Problem to work on → Report the count of lines holding "title" in the records, with no other words.

Data supplied →

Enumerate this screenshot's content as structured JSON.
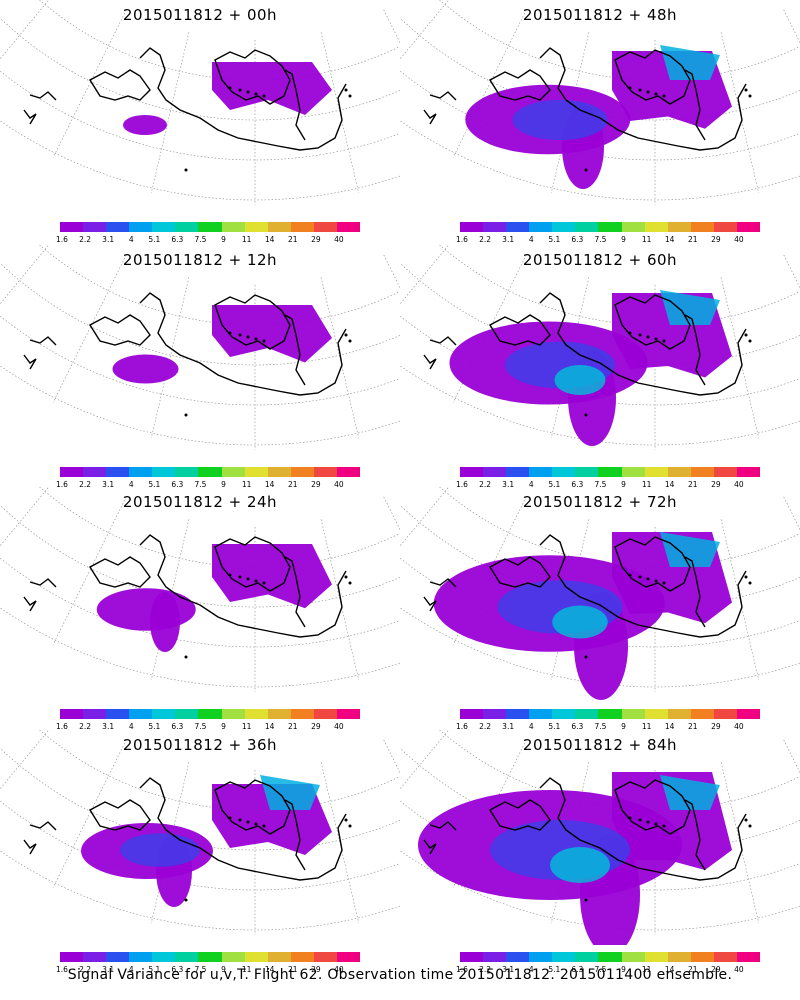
{
  "panels": [
    {
      "title": "2015011812 + 00h",
      "spread": 0.0
    },
    {
      "title": "2015011812 + 48h",
      "spread": 0.55
    },
    {
      "title": "2015011812 + 12h",
      "spread": 0.1
    },
    {
      "title": "2015011812 + 60h",
      "spread": 0.7
    },
    {
      "title": "2015011812 + 24h",
      "spread": 0.25
    },
    {
      "title": "2015011812 + 72h",
      "spread": 0.85
    },
    {
      "title": "2015011812 + 36h",
      "spread": 0.4
    },
    {
      "title": "2015011812 + 84h",
      "spread": 1.0
    }
  ],
  "colorbar": {
    "labels": [
      "1.6",
      "2.2",
      "3.1",
      "4",
      "5.1",
      "6.3",
      "7.5",
      "9",
      "11",
      "14",
      "21",
      "29",
      "40"
    ],
    "colors": [
      "#9a00d6",
      "#7a20e6",
      "#2a50f0",
      "#00a0f0",
      "#00c8d8",
      "#00d0a0",
      "#10d020",
      "#a0e040",
      "#e0e030",
      "#e0b030",
      "#f08020",
      "#f04840",
      "#f00080"
    ]
  },
  "caption": "Signal Variance for u,v,T. Flight 62. Observation time 2015011812. 2015011400 ensemble."
}
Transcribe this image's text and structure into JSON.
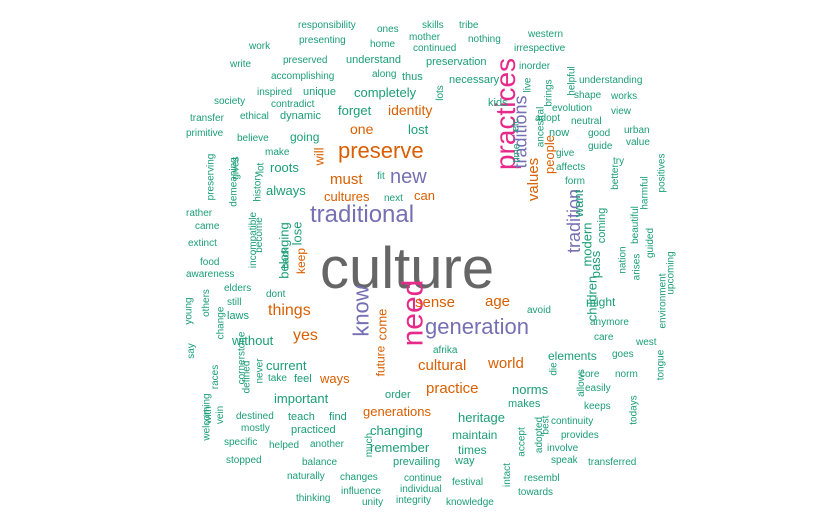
{
  "colors": {
    "teal": "#1b9e77",
    "orange": "#d95f02",
    "purple": "#7570b3",
    "pink": "#e7298a",
    "gray": "#666666"
  },
  "words": [
    {
      "t": "culture",
      "c": "gray"
    },
    {
      "t": "need",
      "c": "pink"
    },
    {
      "t": "practices",
      "c": "pink"
    },
    {
      "t": "traditional",
      "c": "purple"
    },
    {
      "t": "generation",
      "c": "purple"
    },
    {
      "t": "know",
      "c": "purple"
    },
    {
      "t": "preserve",
      "c": "orange"
    },
    {
      "t": "new",
      "c": "purple"
    },
    {
      "t": "traditions",
      "c": "purple"
    },
    {
      "t": "tradition",
      "c": "purple"
    },
    {
      "t": "values",
      "c": "orange"
    },
    {
      "t": "must",
      "c": "orange"
    },
    {
      "t": "identity",
      "c": "orange"
    },
    {
      "t": "one",
      "c": "orange"
    },
    {
      "t": "cultures",
      "c": "orange"
    },
    {
      "t": "can",
      "c": "orange"
    },
    {
      "t": "will",
      "c": "orange"
    },
    {
      "t": "things",
      "c": "orange"
    },
    {
      "t": "yes",
      "c": "orange"
    },
    {
      "t": "sense",
      "c": "orange"
    },
    {
      "t": "age",
      "c": "orange"
    },
    {
      "t": "cultural",
      "c": "orange"
    },
    {
      "t": "world",
      "c": "orange"
    },
    {
      "t": "practice",
      "c": "orange"
    },
    {
      "t": "ways",
      "c": "orange"
    },
    {
      "t": "future",
      "c": "orange"
    },
    {
      "t": "generations",
      "c": "orange"
    },
    {
      "t": "come",
      "c": "orange"
    },
    {
      "t": "keep",
      "c": "orange"
    },
    {
      "t": "lost",
      "c": "teal"
    },
    {
      "t": "forget",
      "c": "teal"
    },
    {
      "t": "completely",
      "c": "teal"
    },
    {
      "t": "going",
      "c": "teal"
    },
    {
      "t": "roots",
      "c": "teal"
    },
    {
      "t": "always",
      "c": "teal"
    },
    {
      "t": "people",
      "c": "orange"
    },
    {
      "t": "modern",
      "c": "teal"
    },
    {
      "t": "want",
      "c": "teal"
    },
    {
      "t": "pass",
      "c": "teal"
    },
    {
      "t": "children",
      "c": "teal"
    },
    {
      "t": "might",
      "c": "teal"
    },
    {
      "t": "coming",
      "c": "teal"
    },
    {
      "t": "heritage",
      "c": "teal"
    },
    {
      "t": "norms",
      "c": "teal"
    },
    {
      "t": "remember",
      "c": "teal"
    },
    {
      "t": "changing",
      "c": "teal"
    },
    {
      "t": "maintain",
      "c": "teal"
    },
    {
      "t": "times",
      "c": "teal"
    },
    {
      "t": "important",
      "c": "teal"
    },
    {
      "t": "current",
      "c": "teal"
    },
    {
      "t": "without",
      "c": "teal"
    },
    {
      "t": "elements",
      "c": "teal"
    },
    {
      "t": "belonging",
      "c": "teal"
    },
    {
      "t": "lose",
      "c": "teal"
    },
    {
      "t": "responsibility",
      "c": "teal"
    },
    {
      "t": "ones",
      "c": "teal"
    },
    {
      "t": "skills",
      "c": "teal"
    },
    {
      "t": "tribe",
      "c": "teal"
    },
    {
      "t": "western",
      "c": "teal"
    },
    {
      "t": "work",
      "c": "teal"
    },
    {
      "t": "presenting",
      "c": "teal"
    },
    {
      "t": "home",
      "c": "teal"
    },
    {
      "t": "mother",
      "c": "teal"
    },
    {
      "t": "continued",
      "c": "teal"
    },
    {
      "t": "nothing",
      "c": "teal"
    },
    {
      "t": "irrespective",
      "c": "teal"
    },
    {
      "t": "write",
      "c": "teal"
    },
    {
      "t": "preserved",
      "c": "teal"
    },
    {
      "t": "understand",
      "c": "teal"
    },
    {
      "t": "preservation",
      "c": "teal"
    },
    {
      "t": "inorder",
      "c": "teal"
    },
    {
      "t": "accomplishing",
      "c": "teal"
    },
    {
      "t": "along",
      "c": "teal"
    },
    {
      "t": "thus",
      "c": "teal"
    },
    {
      "t": "necessary",
      "c": "teal"
    },
    {
      "t": "understanding",
      "c": "teal"
    },
    {
      "t": "inspired",
      "c": "teal"
    },
    {
      "t": "unique",
      "c": "teal"
    },
    {
      "t": "shape",
      "c": "teal"
    },
    {
      "t": "works",
      "c": "teal"
    },
    {
      "t": "society",
      "c": "teal"
    },
    {
      "t": "contradict",
      "c": "teal"
    },
    {
      "t": "kids",
      "c": "teal"
    },
    {
      "t": "evolution",
      "c": "teal"
    },
    {
      "t": "view",
      "c": "teal"
    },
    {
      "t": "transfer",
      "c": "teal"
    },
    {
      "t": "ethical",
      "c": "teal"
    },
    {
      "t": "dynamic",
      "c": "teal"
    },
    {
      "t": "adopt",
      "c": "teal"
    },
    {
      "t": "neutral",
      "c": "teal"
    },
    {
      "t": "primitive",
      "c": "teal"
    },
    {
      "t": "believe",
      "c": "teal"
    },
    {
      "t": "now",
      "c": "teal"
    },
    {
      "t": "good",
      "c": "teal"
    },
    {
      "t": "urban",
      "c": "teal"
    },
    {
      "t": "guide",
      "c": "teal"
    },
    {
      "t": "value",
      "c": "teal"
    },
    {
      "t": "make",
      "c": "teal"
    },
    {
      "t": "give",
      "c": "teal"
    },
    {
      "t": "affects",
      "c": "teal"
    },
    {
      "t": "try",
      "c": "teal"
    },
    {
      "t": "form",
      "c": "teal"
    },
    {
      "t": "fit",
      "c": "teal"
    },
    {
      "t": "next",
      "c": "teal"
    },
    {
      "t": "rather",
      "c": "teal"
    },
    {
      "t": "came",
      "c": "teal"
    },
    {
      "t": "extinct",
      "c": "teal"
    },
    {
      "t": "food",
      "c": "teal"
    },
    {
      "t": "awareness",
      "c": "teal"
    },
    {
      "t": "elders",
      "c": "teal"
    },
    {
      "t": "still",
      "c": "teal"
    },
    {
      "t": "laws",
      "c": "teal"
    },
    {
      "t": "dont",
      "c": "teal"
    },
    {
      "t": "nation",
      "c": "teal"
    },
    {
      "t": "arises",
      "c": "teal"
    },
    {
      "t": "anymore",
      "c": "teal"
    },
    {
      "t": "care",
      "c": "teal"
    },
    {
      "t": "west",
      "c": "teal"
    },
    {
      "t": "goes",
      "c": "teal"
    },
    {
      "t": "avoid",
      "c": "teal"
    },
    {
      "t": "afrika",
      "c": "teal"
    },
    {
      "t": "die",
      "c": "teal"
    },
    {
      "t": "core",
      "c": "teal"
    },
    {
      "t": "norm",
      "c": "teal"
    },
    {
      "t": "easily",
      "c": "teal"
    },
    {
      "t": "keeps",
      "c": "teal"
    },
    {
      "t": "makes",
      "c": "teal"
    },
    {
      "t": "order",
      "c": "teal"
    },
    {
      "t": "take",
      "c": "teal"
    },
    {
      "t": "feel",
      "c": "teal"
    },
    {
      "t": "never",
      "c": "teal"
    },
    {
      "t": "defined",
      "c": "teal"
    },
    {
      "t": "destined",
      "c": "teal"
    },
    {
      "t": "teach",
      "c": "teal"
    },
    {
      "t": "find",
      "c": "teal"
    },
    {
      "t": "mostly",
      "c": "teal"
    },
    {
      "t": "practiced",
      "c": "teal"
    },
    {
      "t": "specific",
      "c": "teal"
    },
    {
      "t": "helped",
      "c": "teal"
    },
    {
      "t": "another",
      "c": "teal"
    },
    {
      "t": "continuity",
      "c": "teal"
    },
    {
      "t": "provides",
      "c": "teal"
    },
    {
      "t": "involve",
      "c": "teal"
    },
    {
      "t": "speak",
      "c": "teal"
    },
    {
      "t": "transferred",
      "c": "teal"
    },
    {
      "t": "stopped",
      "c": "teal"
    },
    {
      "t": "balance",
      "c": "teal"
    },
    {
      "t": "prevailing",
      "c": "teal"
    },
    {
      "t": "way",
      "c": "teal"
    },
    {
      "t": "naturally",
      "c": "teal"
    },
    {
      "t": "changes",
      "c": "teal"
    },
    {
      "t": "continue",
      "c": "teal"
    },
    {
      "t": "festival",
      "c": "teal"
    },
    {
      "t": "resembl",
      "c": "teal"
    },
    {
      "t": "individual",
      "c": "teal"
    },
    {
      "t": "thinking",
      "c": "teal"
    },
    {
      "t": "influence",
      "c": "teal"
    },
    {
      "t": "unity",
      "c": "teal"
    },
    {
      "t": "integrity",
      "c": "teal"
    },
    {
      "t": "knowledge",
      "c": "teal"
    },
    {
      "t": "towards",
      "c": "teal"
    },
    {
      "t": "much",
      "c": "teal"
    },
    {
      "t": "accept",
      "c": "teal"
    },
    {
      "t": "adopted",
      "c": "teal"
    },
    {
      "t": "intact",
      "c": "teal"
    },
    {
      "t": "best",
      "c": "teal"
    },
    {
      "t": "allows",
      "c": "teal"
    },
    {
      "t": "todays",
      "c": "teal"
    },
    {
      "t": "tongue",
      "c": "teal"
    },
    {
      "t": "upcoming",
      "c": "teal"
    },
    {
      "t": "environment",
      "c": "teal"
    },
    {
      "t": "guided",
      "c": "teal"
    },
    {
      "t": "beautiful",
      "c": "teal"
    },
    {
      "t": "harmful",
      "c": "teal"
    },
    {
      "t": "positives",
      "c": "teal"
    },
    {
      "t": "better",
      "c": "teal"
    },
    {
      "t": "helpful",
      "c": "teal"
    },
    {
      "t": "brings",
      "c": "teal"
    },
    {
      "t": "live",
      "c": "teal"
    },
    {
      "t": "ancestral",
      "c": "teal"
    },
    {
      "t": "etc",
      "c": "teal"
    },
    {
      "t": "time",
      "c": "teal"
    },
    {
      "t": "lots",
      "c": "teal"
    },
    {
      "t": "preserving",
      "c": "teal"
    },
    {
      "t": "demeaning",
      "c": "teal"
    },
    {
      "t": "gives",
      "c": "teal"
    },
    {
      "t": "history",
      "c": "teal"
    },
    {
      "t": "lot",
      "c": "teal"
    },
    {
      "t": "incompatible",
      "c": "teal"
    },
    {
      "t": "become",
      "c": "teal"
    },
    {
      "t": "back",
      "c": "teal"
    },
    {
      "t": "young",
      "c": "teal"
    },
    {
      "t": "others",
      "c": "teal"
    },
    {
      "t": "change",
      "c": "teal"
    },
    {
      "t": "say",
      "c": "teal"
    },
    {
      "t": "races",
      "c": "teal"
    },
    {
      "t": "cornerstone",
      "c": "teal"
    },
    {
      "t": "welcoming",
      "c": "teal"
    },
    {
      "t": "with",
      "c": "teal"
    },
    {
      "t": "vein",
      "c": "teal"
    }
  ]
}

Complete output → 8